# [Exercise goal]
Repeat the material below word for word and leave out all pictures.

Data excerpts
==============================
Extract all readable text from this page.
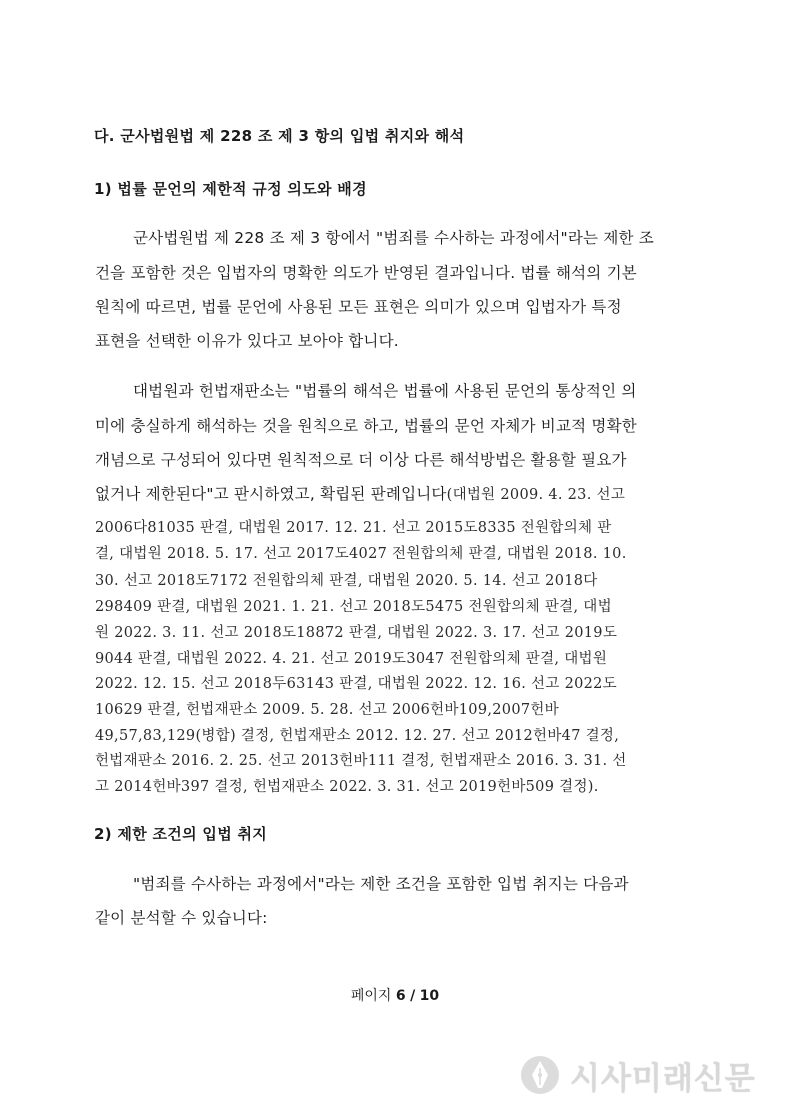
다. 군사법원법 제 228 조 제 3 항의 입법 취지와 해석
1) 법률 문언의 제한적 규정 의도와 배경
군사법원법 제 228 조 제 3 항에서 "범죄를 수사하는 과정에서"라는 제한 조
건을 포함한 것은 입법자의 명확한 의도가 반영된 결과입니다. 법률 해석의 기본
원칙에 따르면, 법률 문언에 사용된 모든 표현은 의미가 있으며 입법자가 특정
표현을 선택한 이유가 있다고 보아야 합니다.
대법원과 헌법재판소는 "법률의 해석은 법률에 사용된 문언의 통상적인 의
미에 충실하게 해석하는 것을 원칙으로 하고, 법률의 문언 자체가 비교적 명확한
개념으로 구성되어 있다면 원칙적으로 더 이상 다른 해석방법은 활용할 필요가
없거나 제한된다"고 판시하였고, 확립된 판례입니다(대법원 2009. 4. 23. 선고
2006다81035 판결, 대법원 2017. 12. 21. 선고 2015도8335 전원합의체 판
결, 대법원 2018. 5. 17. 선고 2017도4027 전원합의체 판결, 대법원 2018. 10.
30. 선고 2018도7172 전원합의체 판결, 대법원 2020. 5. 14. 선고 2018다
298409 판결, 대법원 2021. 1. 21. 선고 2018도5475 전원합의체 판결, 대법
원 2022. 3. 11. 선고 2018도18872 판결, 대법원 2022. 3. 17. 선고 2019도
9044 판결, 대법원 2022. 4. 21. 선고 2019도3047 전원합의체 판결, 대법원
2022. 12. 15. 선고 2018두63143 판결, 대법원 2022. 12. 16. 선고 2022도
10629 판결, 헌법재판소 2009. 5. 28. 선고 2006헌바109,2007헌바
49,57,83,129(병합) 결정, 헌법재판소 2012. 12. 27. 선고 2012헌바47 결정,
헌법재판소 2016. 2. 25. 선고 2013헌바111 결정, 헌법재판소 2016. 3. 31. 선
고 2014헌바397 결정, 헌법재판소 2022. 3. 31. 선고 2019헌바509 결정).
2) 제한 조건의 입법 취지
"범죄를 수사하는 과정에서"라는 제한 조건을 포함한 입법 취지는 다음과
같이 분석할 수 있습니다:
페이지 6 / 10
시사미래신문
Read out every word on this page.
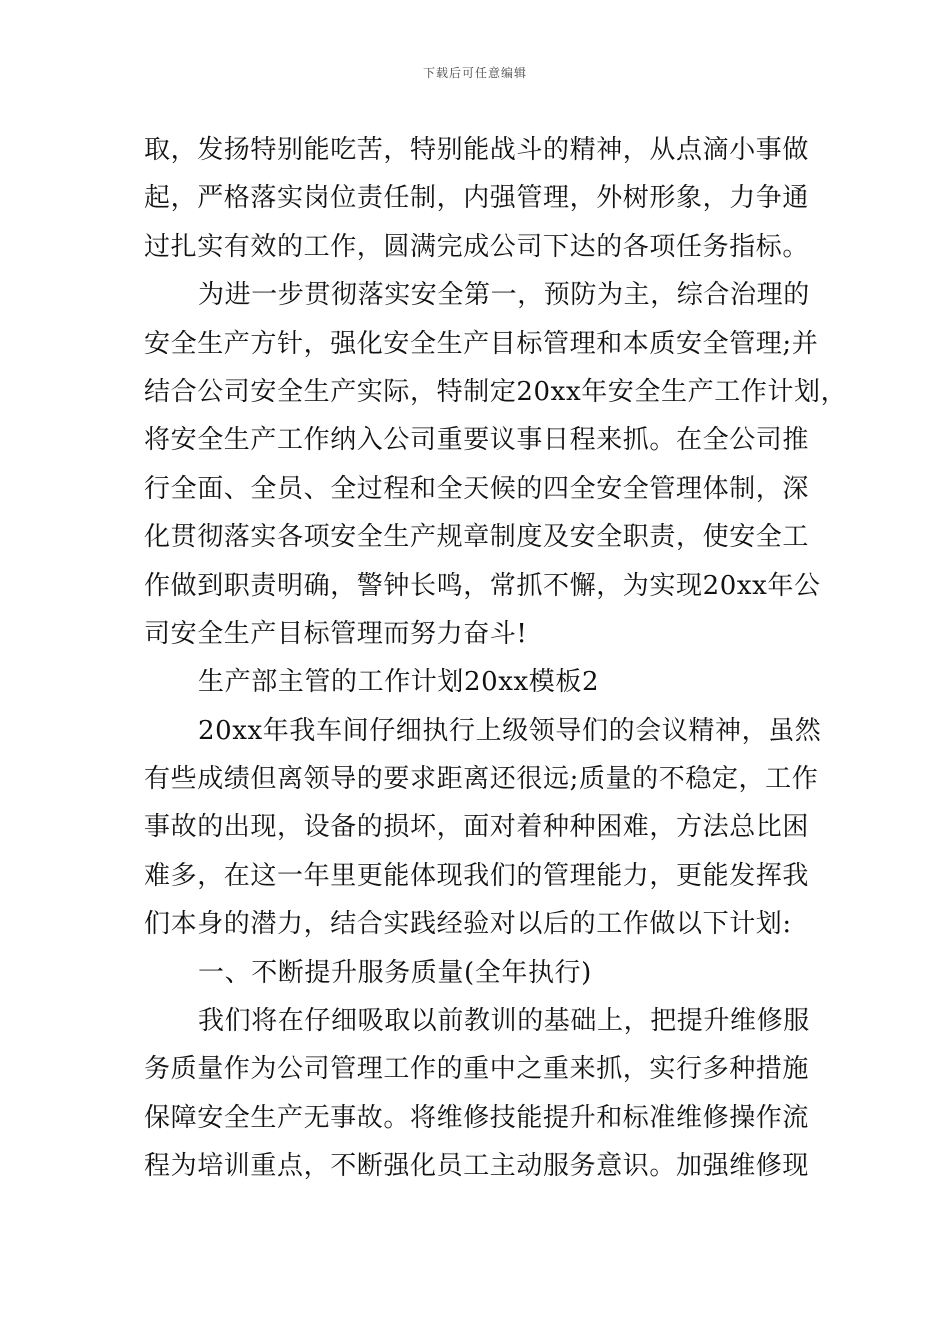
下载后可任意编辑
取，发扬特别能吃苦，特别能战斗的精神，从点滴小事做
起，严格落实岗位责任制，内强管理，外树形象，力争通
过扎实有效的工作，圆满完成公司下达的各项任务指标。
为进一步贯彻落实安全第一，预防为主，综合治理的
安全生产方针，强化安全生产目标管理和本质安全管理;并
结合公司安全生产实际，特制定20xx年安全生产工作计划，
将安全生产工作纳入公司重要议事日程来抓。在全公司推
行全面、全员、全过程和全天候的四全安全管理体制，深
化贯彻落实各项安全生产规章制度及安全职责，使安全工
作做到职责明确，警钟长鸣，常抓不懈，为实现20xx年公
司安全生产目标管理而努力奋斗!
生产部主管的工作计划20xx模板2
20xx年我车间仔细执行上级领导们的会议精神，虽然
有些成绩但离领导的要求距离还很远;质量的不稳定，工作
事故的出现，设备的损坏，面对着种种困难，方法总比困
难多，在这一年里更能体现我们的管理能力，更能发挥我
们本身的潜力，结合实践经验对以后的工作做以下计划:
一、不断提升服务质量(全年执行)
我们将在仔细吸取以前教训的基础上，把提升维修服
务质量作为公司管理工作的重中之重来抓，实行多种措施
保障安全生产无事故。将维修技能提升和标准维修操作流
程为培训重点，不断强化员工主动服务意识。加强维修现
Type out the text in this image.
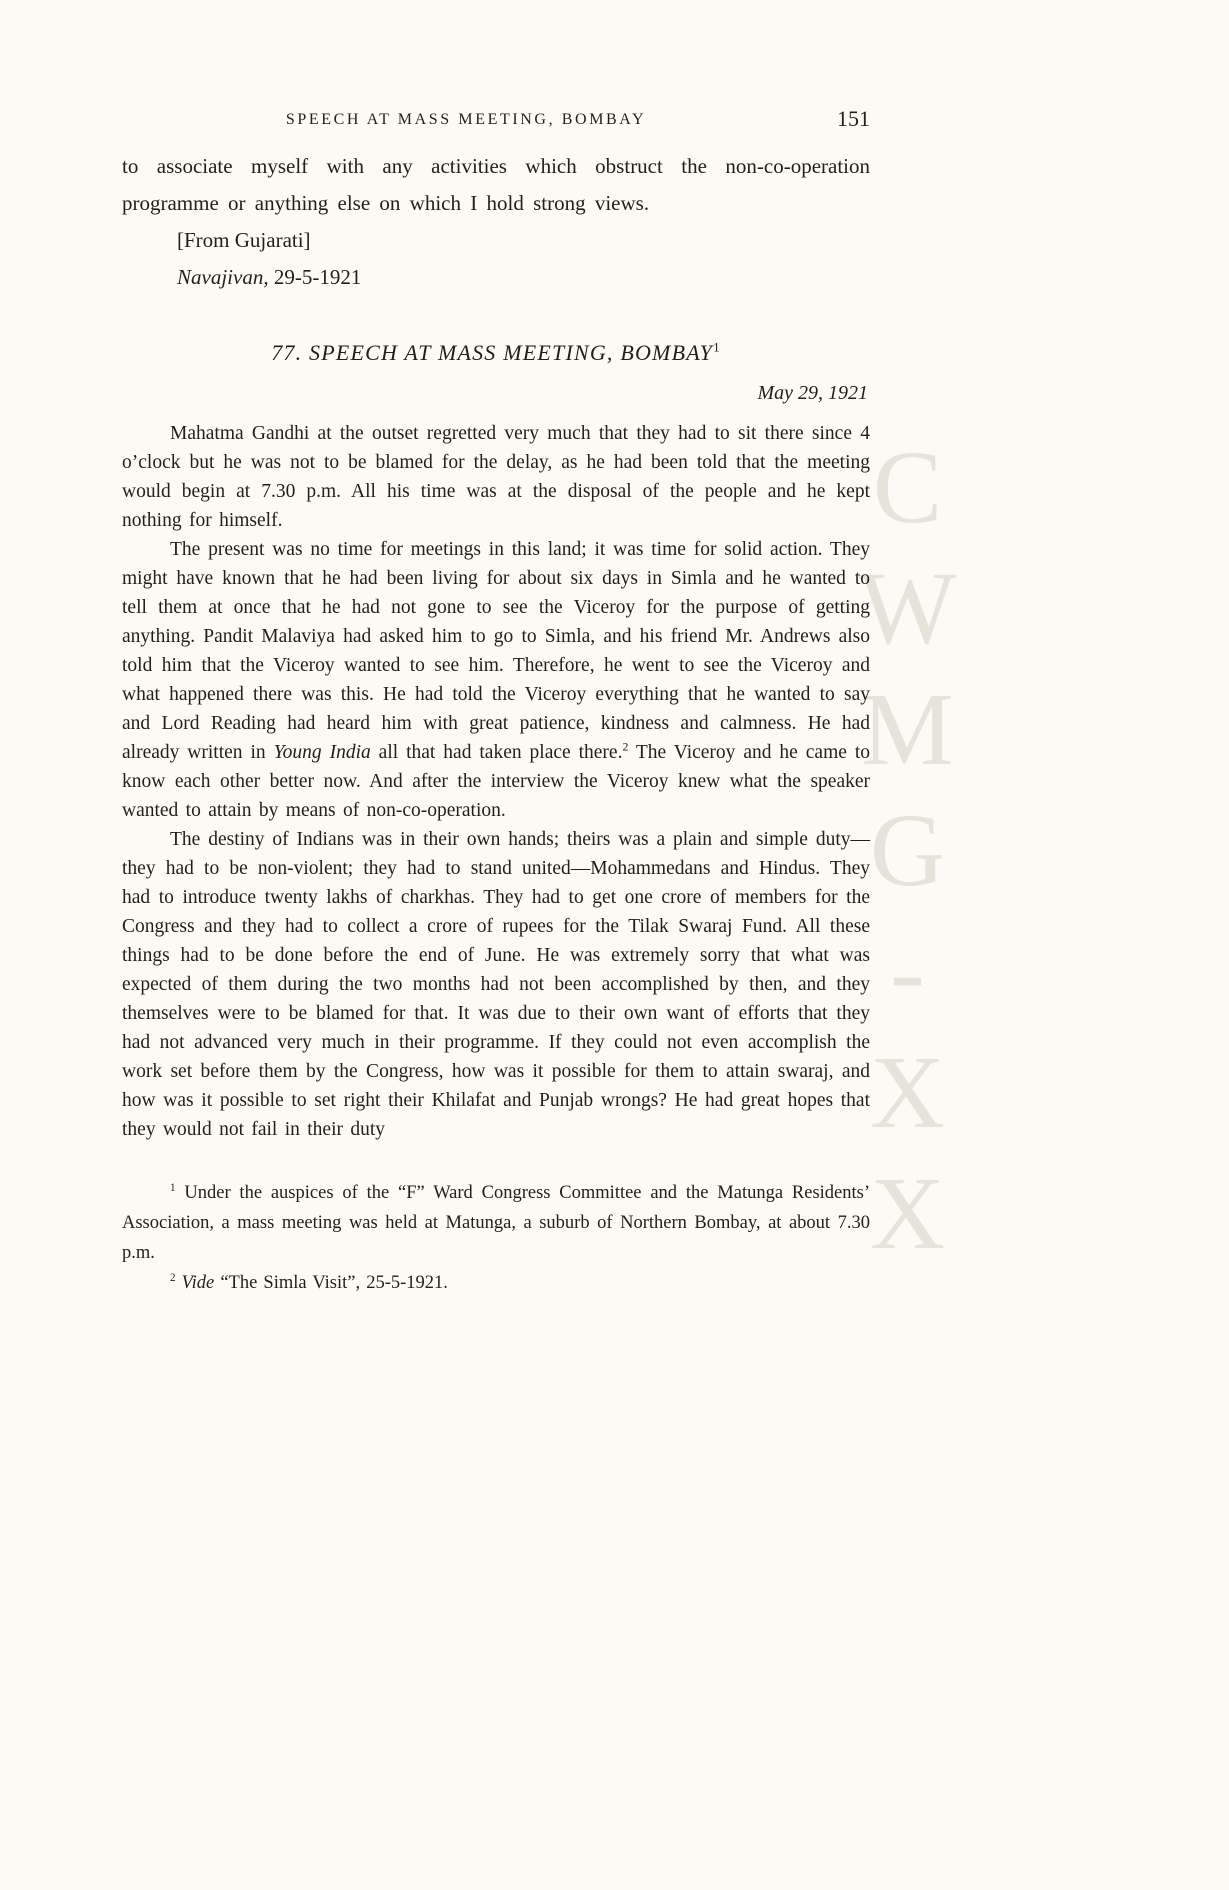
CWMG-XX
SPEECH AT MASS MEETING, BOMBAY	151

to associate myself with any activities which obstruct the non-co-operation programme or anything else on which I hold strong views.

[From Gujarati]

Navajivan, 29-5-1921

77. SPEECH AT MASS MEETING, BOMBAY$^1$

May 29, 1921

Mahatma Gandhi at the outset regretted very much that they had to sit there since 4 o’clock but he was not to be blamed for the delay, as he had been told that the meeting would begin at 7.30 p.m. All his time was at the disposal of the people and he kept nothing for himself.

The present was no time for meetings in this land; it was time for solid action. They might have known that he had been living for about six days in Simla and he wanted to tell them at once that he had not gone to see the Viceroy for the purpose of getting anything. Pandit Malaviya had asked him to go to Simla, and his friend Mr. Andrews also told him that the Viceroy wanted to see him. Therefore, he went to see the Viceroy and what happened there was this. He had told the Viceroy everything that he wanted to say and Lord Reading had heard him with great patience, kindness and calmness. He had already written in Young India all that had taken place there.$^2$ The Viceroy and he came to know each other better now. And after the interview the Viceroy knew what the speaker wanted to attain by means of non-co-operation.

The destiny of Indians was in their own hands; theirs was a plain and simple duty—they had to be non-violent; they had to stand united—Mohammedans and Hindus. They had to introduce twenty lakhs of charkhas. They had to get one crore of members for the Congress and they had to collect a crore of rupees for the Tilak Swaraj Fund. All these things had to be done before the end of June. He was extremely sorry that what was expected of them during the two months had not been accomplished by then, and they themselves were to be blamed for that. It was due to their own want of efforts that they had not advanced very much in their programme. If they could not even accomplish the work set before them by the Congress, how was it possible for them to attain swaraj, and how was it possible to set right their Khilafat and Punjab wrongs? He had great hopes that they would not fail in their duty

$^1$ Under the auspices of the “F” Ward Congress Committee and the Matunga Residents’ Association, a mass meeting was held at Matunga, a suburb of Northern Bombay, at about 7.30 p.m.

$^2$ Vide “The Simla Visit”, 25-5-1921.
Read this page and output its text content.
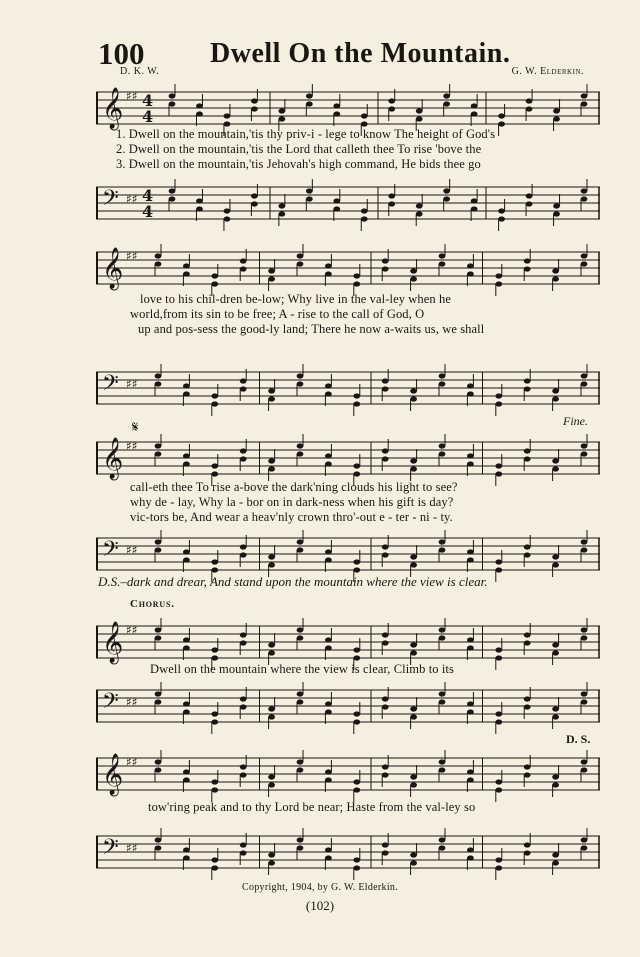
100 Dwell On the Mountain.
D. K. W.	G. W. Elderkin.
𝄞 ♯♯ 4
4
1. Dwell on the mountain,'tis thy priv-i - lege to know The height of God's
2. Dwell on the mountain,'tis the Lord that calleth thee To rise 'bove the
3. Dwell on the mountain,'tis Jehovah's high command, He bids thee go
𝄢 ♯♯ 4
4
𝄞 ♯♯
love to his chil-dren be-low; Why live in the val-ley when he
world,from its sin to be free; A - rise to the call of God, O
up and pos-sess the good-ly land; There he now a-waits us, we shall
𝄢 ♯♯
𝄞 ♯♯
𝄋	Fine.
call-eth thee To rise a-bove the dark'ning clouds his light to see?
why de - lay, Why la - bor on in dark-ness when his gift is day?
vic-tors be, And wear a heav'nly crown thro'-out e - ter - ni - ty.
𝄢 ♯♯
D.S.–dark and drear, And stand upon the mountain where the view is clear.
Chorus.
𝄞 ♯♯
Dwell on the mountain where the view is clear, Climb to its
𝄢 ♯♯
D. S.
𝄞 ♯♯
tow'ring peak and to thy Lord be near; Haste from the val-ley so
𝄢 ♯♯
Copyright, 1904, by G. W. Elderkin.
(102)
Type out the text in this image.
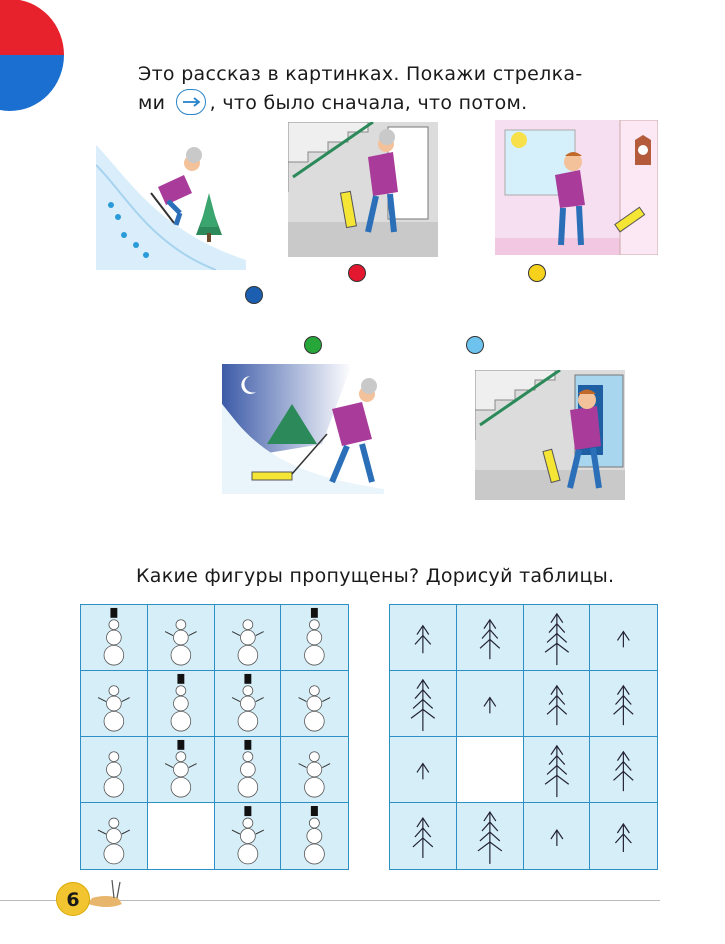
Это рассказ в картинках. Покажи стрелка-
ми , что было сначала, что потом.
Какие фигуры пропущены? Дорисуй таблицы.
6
==============================
# [Response for this exercise]
Extract all readable text from this page.
다. 군사법원법 제 228 조 제 3 항의 입법 취지와 해석
1) 법률 문언의 제한적 규정 의도와 배경
군사법원법 제 228 조 제 3 항에서 "범죄를 수사하는 과정에서"라는 제한 조
건을 포함한 것은 입법자의 명확한 의도가 반영된 결과입니다. 법률 해석의 기본
원칙에 따르면, 법률 문언에 사용된 모든 표현은 의미가 있으며 입법자가 특정
표현을 선택한 이유가 있다고 보아야 합니다.
대법원과 헌법재판소는 "법률의 해석은 법률에 사용된 문언의 통상적인 의
미에 충실하게 해석하는 것을 원칙으로 하고, 법률의 문언 자체가 비교적 명확한
개념으로 구성되어 있다면 원칙적으로 더 이상 다른 해석방법은 활용할 필요가
없거나 제한된다"고 판시하였고, 확립된 판례입니다(대법원 2009. 4. 23. 선고
2006다81035 판결, 대법원 2017. 12. 21. 선고 2015도8335 전원합의체 판
결, 대법원 2018. 5. 17. 선고 2017도4027 전원합의체 판결, 대법원 2018. 10.
30. 선고 2018도7172 전원합의체 판결, 대법원 2020. 5. 14. 선고 2018다
298409 판결, 대법원 2021. 1. 21. 선고 2018도5475 전원합의체 판결, 대법
원 2022. 3. 11. 선고 2018도18872 판결, 대법원 2022. 3. 17. 선고 2019도
9044 판결, 대법원 2022. 4. 21. 선고 2019도3047 전원합의체 판결, 대법원
2022. 12. 15. 선고 2018두63143 판결, 대법원 2022. 12. 16. 선고 2022도
10629 판결, 헌법재판소 2009. 5. 28. 선고 2006헌바109,2007헌바
49,57,83,129(병합) 결정, 헌법재판소 2012. 12. 27. 선고 2012헌바47 결정,
헌법재판소 2016. 2. 25. 선고 2013헌바111 결정, 헌법재판소 2016. 3. 31. 선
고 2014헌바397 결정, 헌법재판소 2022. 3. 31. 선고 2019헌바509 결정).
2) 제한 조건의 입법 취지
"범죄를 수사하는 과정에서"라는 제한 조건을 포함한 입법 취지는 다음과
같이 분석할 수 있습니다:
페이지 6 / 10
시사미래신문
Read out every word on this page.
下载后可任意编辑
取，发扬特别能吃苦，特别能战斗的精神，从点滴小事做
起，严格落实岗位责任制，内强管理，外树形象，力争通
过扎实有效的工作，圆满完成公司下达的各项任务指标。
为进一步贯彻落实安全第一，预防为主，综合治理的
安全生产方针，强化安全生产目标管理和本质安全管理;并
结合公司安全生产实际，特制定20xx年安全生产工作计划，
将安全生产工作纳入公司重要议事日程来抓。在全公司推
行全面、全员、全过程和全天候的四全安全管理体制，深
化贯彻落实各项安全生产规章制度及安全职责，使安全工
作做到职责明确，警钟长鸣，常抓不懈，为实现20xx年公
司安全生产目标管理而努力奋斗!
生产部主管的工作计划20xx模板2
20xx年我车间仔细执行上级领导们的会议精神，虽然
有些成绩但离领导的要求距离还很远;质量的不稳定，工作
事故的出现，设备的损坏，面对着种种困难，方法总比困
难多，在这一年里更能体现我们的管理能力，更能发挥我
们本身的潜力，结合实践经验对以后的工作做以下计划:
一、不断提升服务质量(全年执行)
我们将在仔细吸取以前教训的基础上，把提升维修服
务质量作为公司管理工作的重中之重来抓，实行多种措施
保障安全生产无事故。将维修技能提升和标准维修操作流
程为培训重点，不断强化员工主动服务意识。加强维修现
Type out the text in this image.
CWMG-XX
SPEECH AT MASS MEETING, BOMBAY	151

to associate myself with any activities which obstruct the non-co-operation programme or anything else on which I hold strong views.

[From Gujarati]

Navajivan, 29-5-1921

77. SPEECH AT MASS MEETING, BOMBAY$^1$

May 29, 1921

Mahatma Gandhi at the outset regretted very much that they had to sit there since 4 o’clock but he was not to be blamed for the delay, as he had been told that the meeting would begin at 7.30 p.m. All his time was at the disposal of the people and he kept nothing for himself.

The present was no time for meetings in this land; it was time for solid action. They might have known that he had been living for about six days in Simla and he wanted to tell them at once that he had not gone to see the Viceroy for the purpose of getting anything. Pandit Malaviya had asked him to go to Simla, and his friend Mr. Andrews also told him that the Viceroy wanted to see him. Therefore, he went to see the Viceroy and what happened there was this. He had told the Viceroy everything that he wanted to say and Lord Reading had heard him with great patience, kindness and calmness. He had already written in Young India all that had taken place there.$^2$ The Viceroy and he came to know each other better now. And after the interview the Viceroy knew what the speaker wanted to attain by means of non-co-operation.

The destiny of Indians was in their own hands; theirs was a plain and simple duty—they had to be non-violent; they had to stand united—Mohammedans and Hindus. They had to introduce twenty lakhs of charkhas. They had to get one crore of members for the Congress and they had to collect a crore of rupees for the Tilak Swaraj Fund. All these things had to be done before the end of June. He was extremely sorry that what was expected of them during the two months had not been accomplished by then, and they themselves were to be blamed for that. It was due to their own want of efforts that they had not advanced very much in their programme. If they could not even accomplish the work set before them by the Congress, how was it possible for them to attain swaraj, and how was it possible to set right their Khilafat and Punjab wrongs? He had great hopes that they would not fail in their duty

$^1$ Under the auspices of the “F” Ward Congress Committee and the Matunga Residents’ Association, a mass meeting was held at Matunga, a suburb of Northern Bombay, at about 7.30 p.m.

$^2$ Vide “The Simla Visit”, 25-5-1921.
Read this page and output its text content.
100 Dwell On the Mountain.
D. K. W.	G. W. Elderkin.
𝄞 ♯♯ 4
4
1. Dwell on the mountain,'tis thy priv-i - lege to know The height of God's
2. Dwell on the mountain,'tis the Lord that calleth thee To rise 'bove the
3. Dwell on the mountain,'tis Jehovah's high command, He bids thee go
𝄢 ♯♯ 4
4
𝄞 ♯♯
love to his chil-dren be-low; Why live in the val-ley when he
world,from its sin to be free; A - rise to the call of God, O
up and pos-sess the good-ly land; There he now a-waits us, we shall
𝄢 ♯♯
𝄞 ♯♯
𝄋	Fine.
call-eth thee To rise a-bove the dark'ning clouds his light to see?
why de - lay, Why la - bor on in dark-ness when his gift is day?
vic-tors be, And wear a heav'nly crown thro'-out e - ter - ni - ty.
𝄢 ♯♯
D.S.–dark and drear, And stand upon the mountain where the view is clear.
Chorus.
𝄞 ♯♯
Dwell on the mountain where the view is clear, Climb to its
𝄢 ♯♯
D. S.
𝄞 ♯♯
tow'ring peak and to thy Lord be near; Haste from the val-ley so
𝄢 ♯♯
Copyright, 1904, by G. W. Elderkin.
(102)
Type out the text in this image.
Это рассказ в картинках. Покажи стрелка-
ми , что было сначала, что потом.
Какие фигуры пропущены? Дорисуй таблицы.
6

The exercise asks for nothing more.